Using the material that follows, identify and copy each line with the string "August".

──────── Data rows ────────

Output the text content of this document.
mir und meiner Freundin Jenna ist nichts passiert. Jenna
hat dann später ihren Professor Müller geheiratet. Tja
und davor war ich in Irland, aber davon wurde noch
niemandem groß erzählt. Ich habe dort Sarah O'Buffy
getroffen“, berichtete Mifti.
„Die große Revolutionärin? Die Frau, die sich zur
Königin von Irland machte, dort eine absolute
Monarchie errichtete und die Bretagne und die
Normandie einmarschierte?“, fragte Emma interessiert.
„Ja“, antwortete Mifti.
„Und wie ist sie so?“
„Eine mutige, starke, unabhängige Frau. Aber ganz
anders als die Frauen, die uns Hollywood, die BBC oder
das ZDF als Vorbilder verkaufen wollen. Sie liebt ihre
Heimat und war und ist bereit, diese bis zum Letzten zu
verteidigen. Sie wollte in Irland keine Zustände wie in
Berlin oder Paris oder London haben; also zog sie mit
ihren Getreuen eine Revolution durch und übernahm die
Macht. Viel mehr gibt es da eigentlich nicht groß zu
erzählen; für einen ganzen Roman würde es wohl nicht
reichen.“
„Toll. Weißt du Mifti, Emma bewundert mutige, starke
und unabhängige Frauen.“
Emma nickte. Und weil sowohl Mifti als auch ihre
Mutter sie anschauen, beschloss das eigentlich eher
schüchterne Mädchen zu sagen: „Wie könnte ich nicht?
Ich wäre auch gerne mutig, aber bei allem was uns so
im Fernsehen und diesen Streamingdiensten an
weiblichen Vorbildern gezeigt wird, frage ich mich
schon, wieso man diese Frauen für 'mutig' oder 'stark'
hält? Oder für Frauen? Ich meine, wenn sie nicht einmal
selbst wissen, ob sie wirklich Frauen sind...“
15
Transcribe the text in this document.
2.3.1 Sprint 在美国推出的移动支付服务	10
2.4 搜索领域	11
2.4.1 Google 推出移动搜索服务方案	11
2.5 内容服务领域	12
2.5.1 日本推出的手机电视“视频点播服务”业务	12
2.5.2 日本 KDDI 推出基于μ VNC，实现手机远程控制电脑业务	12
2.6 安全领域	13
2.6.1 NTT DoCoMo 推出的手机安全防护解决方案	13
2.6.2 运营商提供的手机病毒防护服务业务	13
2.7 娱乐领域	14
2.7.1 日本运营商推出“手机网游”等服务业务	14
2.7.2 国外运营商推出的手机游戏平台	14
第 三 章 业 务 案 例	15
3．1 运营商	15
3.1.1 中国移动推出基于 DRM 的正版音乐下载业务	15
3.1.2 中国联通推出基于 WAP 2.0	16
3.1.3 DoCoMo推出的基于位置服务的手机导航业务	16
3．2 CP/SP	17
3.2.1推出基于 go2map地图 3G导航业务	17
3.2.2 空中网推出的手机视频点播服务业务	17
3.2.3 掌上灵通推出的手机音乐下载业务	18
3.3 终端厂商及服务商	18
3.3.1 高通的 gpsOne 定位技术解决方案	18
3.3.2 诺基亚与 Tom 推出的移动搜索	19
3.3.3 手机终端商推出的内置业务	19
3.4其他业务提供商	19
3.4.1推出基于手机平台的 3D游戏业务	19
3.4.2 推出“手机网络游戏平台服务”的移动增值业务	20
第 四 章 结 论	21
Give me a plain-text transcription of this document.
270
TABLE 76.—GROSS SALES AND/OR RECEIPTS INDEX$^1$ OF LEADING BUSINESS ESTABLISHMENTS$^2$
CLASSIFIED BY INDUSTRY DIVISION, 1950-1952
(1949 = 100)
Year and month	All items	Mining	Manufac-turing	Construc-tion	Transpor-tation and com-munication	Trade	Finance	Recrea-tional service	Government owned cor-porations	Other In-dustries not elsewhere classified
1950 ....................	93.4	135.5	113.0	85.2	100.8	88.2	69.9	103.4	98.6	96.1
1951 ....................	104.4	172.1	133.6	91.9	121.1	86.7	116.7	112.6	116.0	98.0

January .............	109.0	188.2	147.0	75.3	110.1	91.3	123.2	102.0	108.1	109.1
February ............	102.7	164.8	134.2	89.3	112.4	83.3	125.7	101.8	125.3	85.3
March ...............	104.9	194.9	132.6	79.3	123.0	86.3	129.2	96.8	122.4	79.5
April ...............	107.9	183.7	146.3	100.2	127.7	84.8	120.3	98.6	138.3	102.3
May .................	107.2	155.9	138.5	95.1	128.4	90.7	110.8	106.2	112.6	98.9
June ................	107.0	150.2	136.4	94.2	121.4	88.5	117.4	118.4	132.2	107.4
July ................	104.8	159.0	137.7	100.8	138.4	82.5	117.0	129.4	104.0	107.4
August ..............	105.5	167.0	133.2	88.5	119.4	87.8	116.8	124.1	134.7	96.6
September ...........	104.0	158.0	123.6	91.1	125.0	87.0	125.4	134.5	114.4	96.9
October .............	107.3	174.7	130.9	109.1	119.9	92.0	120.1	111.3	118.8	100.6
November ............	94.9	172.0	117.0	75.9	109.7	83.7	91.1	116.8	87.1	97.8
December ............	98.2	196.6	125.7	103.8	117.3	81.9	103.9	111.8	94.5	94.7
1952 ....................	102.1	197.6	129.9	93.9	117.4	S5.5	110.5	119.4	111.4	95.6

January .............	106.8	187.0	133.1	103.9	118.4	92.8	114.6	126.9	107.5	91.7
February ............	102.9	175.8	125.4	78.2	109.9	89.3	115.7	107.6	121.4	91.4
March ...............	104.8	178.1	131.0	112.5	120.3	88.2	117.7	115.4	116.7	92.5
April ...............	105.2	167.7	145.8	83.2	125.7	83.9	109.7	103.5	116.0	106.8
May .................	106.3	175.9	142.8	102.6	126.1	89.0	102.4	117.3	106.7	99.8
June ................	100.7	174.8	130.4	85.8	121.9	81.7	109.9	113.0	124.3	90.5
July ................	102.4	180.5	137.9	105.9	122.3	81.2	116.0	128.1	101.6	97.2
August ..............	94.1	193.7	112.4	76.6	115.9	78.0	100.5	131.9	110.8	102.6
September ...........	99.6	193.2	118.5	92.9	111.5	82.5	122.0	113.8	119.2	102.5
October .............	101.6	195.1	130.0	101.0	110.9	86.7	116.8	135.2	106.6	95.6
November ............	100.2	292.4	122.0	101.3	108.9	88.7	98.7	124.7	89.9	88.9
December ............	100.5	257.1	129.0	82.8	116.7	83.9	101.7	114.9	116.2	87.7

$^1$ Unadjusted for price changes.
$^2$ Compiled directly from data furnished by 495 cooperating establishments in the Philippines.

────────

Response:
August ..............	105.5	167.0	133.2	88.5	119.4	87.8	116.8	124.1	134.7	96.6
August ..............	94.1	193.7	112.4	76.6	115.9	78.0	100.5	131.9	110.8	102.6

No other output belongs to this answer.